**Input material:**
::::::::

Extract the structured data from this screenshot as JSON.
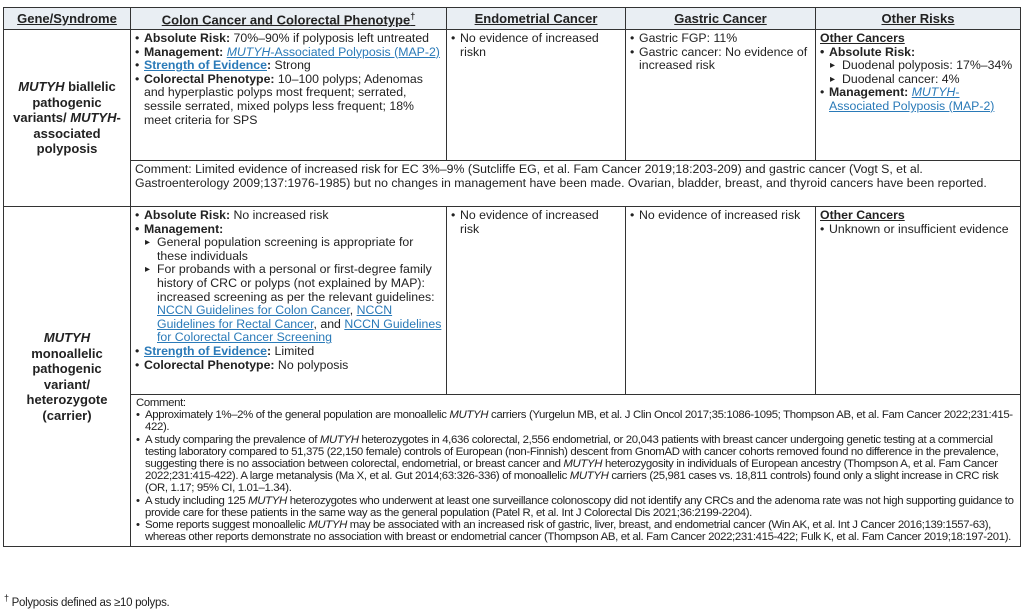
{
  "headers": {
    "gene": "Gene/Syndrome",
    "colon": "Colon Cancer and Colorectal Phenotype",
    "colon_mark": "†",
    "endometrial": "Endometrial Cancer",
    "gastric": "Gastric Cancer",
    "other": "Other Risks"
  },
  "row1": {
    "gene": [
      {
        "t": "MUTYH",
        "s": "i"
      },
      {
        "t": " biallelic pathogenic variants/ "
      },
      {
        "t": "MUTYH",
        "s": "i"
      },
      {
        "t": "-associated polyposis"
      }
    ],
    "colon": [
      [
        {
          "t": "Absolute Risk:",
          "s": "b"
        },
        {
          "t": " 70%–90% if polyposis left untreated"
        }
      ],
      [
        {
          "t": "Management:",
          "s": "b"
        },
        {
          "t": " "
        },
        {
          "t": "MUTYH",
          "s": "i link"
        },
        {
          "t": "-Associated Polyposis (MAP-2)",
          "s": "link"
        }
      ],
      [
        {
          "t": "Strength of Evidence",
          "s": "b link"
        },
        {
          "t": ":",
          "s": "b"
        },
        {
          "t": " Strong"
        }
      ],
      [
        {
          "t": "Colorectal Phenotype:",
          "s": "b"
        },
        {
          "t": " 10–100 polyps; Adenomas and hyperplastic polyps most frequent; serrated, sessile serrated, mixed polyps less frequent; 18% meet criteria for SPS"
        }
      ]
    ],
    "endometrial": [
      "No evidence of increased riskn"
    ],
    "gastric": [
      "Gastric FGP: 11%",
      "Gastric cancer: No evidence of increased risk"
    ],
    "other": {
      "heading": "Other Cancers",
      "absolute_label": "Absolute Risk:",
      "absolute_items": [
        "Duodenal polyposis: 17%–34%",
        "Duodenal cancer: 4%"
      ],
      "management": [
        {
          "t": "Management:",
          "s": "b"
        },
        {
          "t": " "
        },
        {
          "t": "MUTYH",
          "s": "i link"
        },
        {
          "t": "-Associated Polyposis (MAP-2)",
          "s": "link"
        }
      ]
    },
    "comment": "Comment: Limited evidence of increased risk for EC 3%–9% (Sutcliffe EG, et al. Fam Cancer 2019;18:203-209) and gastric cancer (Vogt S, et al. Gastroenterology 2009;137:1976-1985) but no changes in management have been made. Ovarian, bladder, breast, and thyroid cancers have been reported."
  },
  "row2": {
    "gene": [
      {
        "t": "MUTYH",
        "s": "i"
      },
      {
        "t": " monoallelic pathogenic variant/ heterozygote (carrier)"
      }
    ],
    "colon": {
      "absolute": [
        {
          "t": "Absolute Risk:",
          "s": "b"
        },
        {
          "t": " No increased risk"
        }
      ],
      "management_label": "Management:",
      "management_items": [
        [
          {
            "t": "General population screening is appropriate for these individuals"
          }
        ],
        [
          {
            "t": "For probands with a personal or first-degree family history of CRC or polyps (not explained by MAP): increased screening as per the relevant guidelines: "
          },
          {
            "t": "NCCN Guidelines for Colon Cancer",
            "s": "link"
          },
          {
            "t": ", "
          },
          {
            "t": "NCCN Guidelines for Rectal Cancer",
            "s": "link"
          },
          {
            "t": ", and "
          },
          {
            "t": "NCCN Guidelines for Colorectal Cancer Screening",
            "s": "link"
          }
        ]
      ],
      "strength": [
        {
          "t": "Strength of Evidence",
          "s": "b link"
        },
        {
          "t": ":",
          "s": "b"
        },
        {
          "t": " Limited"
        }
      ],
      "phenotype": [
        {
          "t": "Colorectal Phenotype:",
          "s": "b"
        },
        {
          "t": " No polyposis"
        }
      ]
    },
    "endometrial": [
      "No evidence of increased risk"
    ],
    "gastric": [
      "No evidence of increased risk"
    ],
    "other": {
      "heading": "Other Cancers",
      "items": [
        "Unknown or insufficient evidence"
      ]
    },
    "comment_label": "Comment:",
    "comment_items": [
      [
        {
          "t": "Approximately 1%–2% of the general population are monoallelic "
        },
        {
          "t": "MUTYH",
          "s": "i"
        },
        {
          "t": " carriers (Yurgelun MB, et al. J Clin Oncol 2017;35:1086-1095; Thompson AB, et al. Fam Cancer 2022;231:415-422)."
        }
      ],
      [
        {
          "t": "A study comparing the prevalence of "
        },
        {
          "t": "MUTYH",
          "s": "i"
        },
        {
          "t": " heterozygotes in 4,636 colorectal, 2,556 endometrial, or 20,043 patients with breast cancer undergoing genetic testing at a commercial testing laboratory compared to 51,375 (22,150 female) controls of European (non-Finnish) descent from GnomAD with cancer cohorts removed found no difference in the prevalence, suggesting there is no association between colorectal, endometrial, or breast cancer and "
        },
        {
          "t": "MUTYH",
          "s": "i"
        },
        {
          "t": " heterozygosity in individuals of European ancestry (Thompson A, et al. Fam Cancer 2022;231:415-422). A large metanalysis (Ma X, et al. Gut 2014;63:326-336) of monoallelic "
        },
        {
          "t": "MUTYH",
          "s": "i"
        },
        {
          "t": " carriers (25,981 cases vs. 18,811 controls) found only a slight increase in CRC risk (OR, 1.17; 95% CI, 1.01–1.34)."
        }
      ],
      [
        {
          "t": "A study including 125 "
        },
        {
          "t": "MUTYH",
          "s": "i"
        },
        {
          "t": " heterozygotes who underwent at least one surveillance colonoscopy did not identify any CRCs and the adenoma rate was not high supporting guidance to provide care for these patients in the same way as the general population (Patel R, et al. Int J Colorectal Dis 2021;36:2199-2204)."
        }
      ],
      [
        {
          "t": "Some reports suggest monoallelic "
        },
        {
          "t": "MUTYH",
          "s": "i"
        },
        {
          "t": " may be associated with an increased risk of gastric, liver, breast, and endometrial cancer (Win AK, et al. Int J Cancer 2016;139:1557-63), whereas other reports demonstrate no association with breast or endometrial cancer (Thompson AB, et al. Fam Cancer 2022;231:415-422; Fulk K, et al. Fam Cancer 2019;18:197-201)."
        }
      ]
    ]
  },
  "footnote": {
    "mark": "†",
    "text": " Polyposis defined as ≥10 polyps."
  },
  "colors": {
    "header_bg": "#e9eef3",
    "link": "#2a7ab8",
    "border": "#333333"
  }
}
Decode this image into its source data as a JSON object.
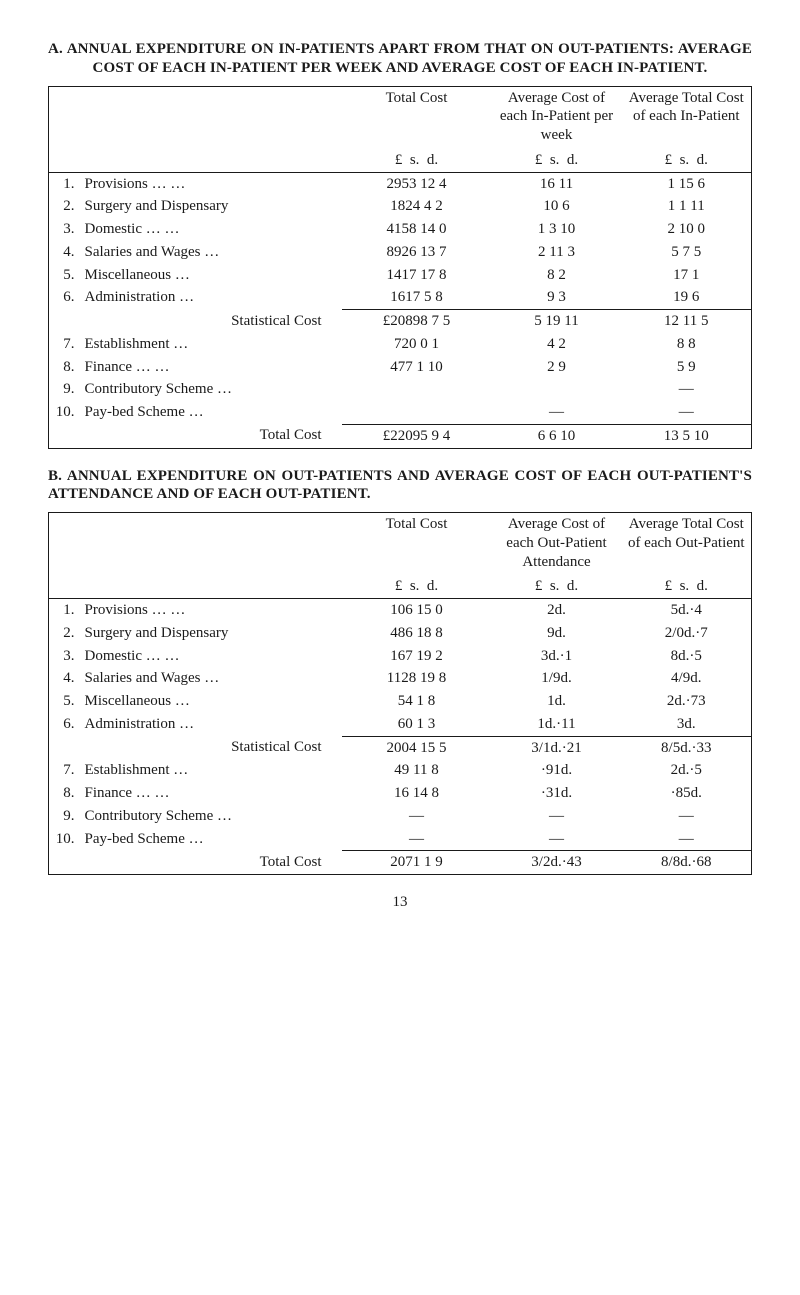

::::::::

**Work required:**
Bring together all lines in the records where the word "prevalence" is found.

**Exercise solution:**
          "t": "A study comparing the prevalence of "
          "t": " heterozygotes in 4,636 colorectal, 2,556 endometrial, or 20,043 patients with breast cancer undergoing genetic testing at a commercial testing laboratory compared to 51,375 (22,150 female) controls of European (non-Finnish) descent from GnomAD with cancer cohorts removed found no difference in the prevalence, suggesting there is no association between colorectal, endometrial, or breast cancer and "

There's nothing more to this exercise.